┏━━

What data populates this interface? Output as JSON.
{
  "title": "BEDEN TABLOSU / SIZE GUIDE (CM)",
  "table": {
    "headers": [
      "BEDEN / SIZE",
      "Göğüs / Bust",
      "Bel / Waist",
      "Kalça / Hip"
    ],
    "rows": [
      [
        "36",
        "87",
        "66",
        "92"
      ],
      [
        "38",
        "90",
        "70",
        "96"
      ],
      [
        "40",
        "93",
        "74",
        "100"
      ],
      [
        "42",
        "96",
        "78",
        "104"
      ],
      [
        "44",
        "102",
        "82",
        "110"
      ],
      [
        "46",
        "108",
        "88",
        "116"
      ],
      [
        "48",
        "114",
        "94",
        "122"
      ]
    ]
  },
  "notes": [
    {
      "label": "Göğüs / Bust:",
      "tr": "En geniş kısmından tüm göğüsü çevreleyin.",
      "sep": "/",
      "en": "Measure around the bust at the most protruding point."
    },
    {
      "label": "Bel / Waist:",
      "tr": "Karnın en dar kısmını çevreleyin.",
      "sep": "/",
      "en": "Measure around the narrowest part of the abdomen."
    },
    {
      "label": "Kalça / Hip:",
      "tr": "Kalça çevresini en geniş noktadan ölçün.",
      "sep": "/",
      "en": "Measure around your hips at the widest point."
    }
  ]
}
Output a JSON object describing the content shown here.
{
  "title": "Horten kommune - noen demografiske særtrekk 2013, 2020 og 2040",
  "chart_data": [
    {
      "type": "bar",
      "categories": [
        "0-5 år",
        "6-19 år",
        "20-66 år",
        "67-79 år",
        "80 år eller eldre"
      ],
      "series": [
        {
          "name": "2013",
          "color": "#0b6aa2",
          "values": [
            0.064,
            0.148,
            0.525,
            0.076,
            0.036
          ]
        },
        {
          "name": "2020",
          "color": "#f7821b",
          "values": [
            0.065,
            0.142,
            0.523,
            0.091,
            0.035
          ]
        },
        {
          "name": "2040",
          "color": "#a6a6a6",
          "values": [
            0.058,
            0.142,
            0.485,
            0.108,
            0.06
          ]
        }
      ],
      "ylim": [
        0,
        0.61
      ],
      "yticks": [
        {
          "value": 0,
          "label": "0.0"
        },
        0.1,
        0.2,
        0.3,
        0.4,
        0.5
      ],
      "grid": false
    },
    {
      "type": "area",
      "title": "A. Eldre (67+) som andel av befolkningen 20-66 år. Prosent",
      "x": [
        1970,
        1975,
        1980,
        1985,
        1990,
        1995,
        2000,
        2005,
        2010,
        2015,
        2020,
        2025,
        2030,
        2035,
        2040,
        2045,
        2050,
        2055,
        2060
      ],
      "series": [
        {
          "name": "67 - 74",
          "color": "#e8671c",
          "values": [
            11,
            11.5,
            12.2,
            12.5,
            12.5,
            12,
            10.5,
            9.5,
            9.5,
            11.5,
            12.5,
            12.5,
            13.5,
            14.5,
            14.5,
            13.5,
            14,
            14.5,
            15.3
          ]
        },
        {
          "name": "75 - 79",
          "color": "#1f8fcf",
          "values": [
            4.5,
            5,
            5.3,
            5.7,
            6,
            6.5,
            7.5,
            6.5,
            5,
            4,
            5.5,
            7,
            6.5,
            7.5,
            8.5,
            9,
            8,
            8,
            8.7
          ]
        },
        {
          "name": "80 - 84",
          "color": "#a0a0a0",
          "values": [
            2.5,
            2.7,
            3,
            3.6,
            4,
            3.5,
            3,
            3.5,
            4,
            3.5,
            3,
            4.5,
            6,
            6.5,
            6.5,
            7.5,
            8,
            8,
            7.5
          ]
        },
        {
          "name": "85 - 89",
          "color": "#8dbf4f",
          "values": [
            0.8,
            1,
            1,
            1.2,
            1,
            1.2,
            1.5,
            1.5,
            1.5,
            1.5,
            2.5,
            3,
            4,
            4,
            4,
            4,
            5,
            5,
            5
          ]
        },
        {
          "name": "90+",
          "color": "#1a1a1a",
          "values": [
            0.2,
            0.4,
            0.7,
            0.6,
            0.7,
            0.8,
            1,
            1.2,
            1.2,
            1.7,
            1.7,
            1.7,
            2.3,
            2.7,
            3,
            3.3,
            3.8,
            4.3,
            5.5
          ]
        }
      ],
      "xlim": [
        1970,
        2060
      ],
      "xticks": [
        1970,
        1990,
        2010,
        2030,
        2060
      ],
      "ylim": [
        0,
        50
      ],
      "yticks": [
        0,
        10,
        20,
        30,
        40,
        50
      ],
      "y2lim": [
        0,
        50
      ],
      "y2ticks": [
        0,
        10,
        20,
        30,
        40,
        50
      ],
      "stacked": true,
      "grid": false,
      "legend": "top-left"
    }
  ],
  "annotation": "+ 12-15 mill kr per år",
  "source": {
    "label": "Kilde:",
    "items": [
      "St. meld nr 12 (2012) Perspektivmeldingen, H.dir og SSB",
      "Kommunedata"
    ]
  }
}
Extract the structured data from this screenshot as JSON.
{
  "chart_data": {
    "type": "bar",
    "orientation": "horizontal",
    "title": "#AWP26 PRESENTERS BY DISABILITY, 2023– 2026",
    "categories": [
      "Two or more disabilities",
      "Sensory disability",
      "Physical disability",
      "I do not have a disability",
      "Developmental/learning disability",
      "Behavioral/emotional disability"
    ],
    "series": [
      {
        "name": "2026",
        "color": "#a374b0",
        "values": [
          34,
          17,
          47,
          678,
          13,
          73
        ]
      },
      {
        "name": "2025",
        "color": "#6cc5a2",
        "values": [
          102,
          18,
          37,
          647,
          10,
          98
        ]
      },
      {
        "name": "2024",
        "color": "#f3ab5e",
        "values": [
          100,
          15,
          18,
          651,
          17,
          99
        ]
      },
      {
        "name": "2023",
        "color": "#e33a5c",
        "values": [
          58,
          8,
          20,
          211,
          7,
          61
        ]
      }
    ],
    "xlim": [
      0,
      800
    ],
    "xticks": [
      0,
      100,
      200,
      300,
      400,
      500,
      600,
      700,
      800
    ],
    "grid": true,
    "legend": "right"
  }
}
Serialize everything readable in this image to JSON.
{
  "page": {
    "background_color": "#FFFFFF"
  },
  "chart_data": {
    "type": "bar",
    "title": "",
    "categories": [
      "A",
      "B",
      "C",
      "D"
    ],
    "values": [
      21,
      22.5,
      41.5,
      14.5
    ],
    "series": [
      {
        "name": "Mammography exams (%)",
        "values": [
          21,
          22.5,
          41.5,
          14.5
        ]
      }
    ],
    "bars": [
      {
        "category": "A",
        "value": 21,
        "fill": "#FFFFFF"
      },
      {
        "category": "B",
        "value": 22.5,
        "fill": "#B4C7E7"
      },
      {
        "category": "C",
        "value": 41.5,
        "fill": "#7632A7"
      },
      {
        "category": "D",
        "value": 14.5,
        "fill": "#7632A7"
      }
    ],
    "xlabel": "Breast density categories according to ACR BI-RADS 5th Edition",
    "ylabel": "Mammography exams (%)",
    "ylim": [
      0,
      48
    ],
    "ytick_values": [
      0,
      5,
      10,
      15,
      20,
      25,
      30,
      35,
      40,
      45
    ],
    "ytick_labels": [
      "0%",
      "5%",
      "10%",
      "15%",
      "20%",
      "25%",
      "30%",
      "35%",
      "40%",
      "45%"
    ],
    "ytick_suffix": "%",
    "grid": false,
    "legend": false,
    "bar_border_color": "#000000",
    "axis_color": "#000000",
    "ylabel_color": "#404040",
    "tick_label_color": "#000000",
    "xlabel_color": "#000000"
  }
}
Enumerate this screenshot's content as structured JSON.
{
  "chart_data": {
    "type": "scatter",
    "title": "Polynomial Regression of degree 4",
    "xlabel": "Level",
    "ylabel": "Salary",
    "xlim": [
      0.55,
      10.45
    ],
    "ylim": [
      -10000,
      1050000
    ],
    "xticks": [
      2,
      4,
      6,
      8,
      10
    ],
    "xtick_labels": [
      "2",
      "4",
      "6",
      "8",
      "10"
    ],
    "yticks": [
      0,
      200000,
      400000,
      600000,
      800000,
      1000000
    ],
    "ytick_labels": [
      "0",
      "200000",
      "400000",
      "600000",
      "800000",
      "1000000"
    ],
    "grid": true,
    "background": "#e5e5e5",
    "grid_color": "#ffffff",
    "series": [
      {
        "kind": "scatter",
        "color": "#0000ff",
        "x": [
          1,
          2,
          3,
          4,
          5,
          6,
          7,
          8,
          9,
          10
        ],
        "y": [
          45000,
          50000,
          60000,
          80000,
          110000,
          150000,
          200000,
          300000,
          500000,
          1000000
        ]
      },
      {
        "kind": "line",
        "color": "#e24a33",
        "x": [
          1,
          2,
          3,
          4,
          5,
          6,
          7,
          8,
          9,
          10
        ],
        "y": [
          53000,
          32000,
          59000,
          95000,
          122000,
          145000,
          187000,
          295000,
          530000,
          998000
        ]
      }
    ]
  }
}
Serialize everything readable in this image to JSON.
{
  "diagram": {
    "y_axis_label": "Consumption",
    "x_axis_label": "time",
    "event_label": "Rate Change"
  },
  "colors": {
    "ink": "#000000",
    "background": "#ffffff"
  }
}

┗━━

| What the exercise asks |
Take every line above carrying "categories" and return it.

| Exercise output |
      "categories": [
    "categories": [
    "categories": [
    "xlabel": "Breast density categories according to ACR BI-RADS 5th Edition",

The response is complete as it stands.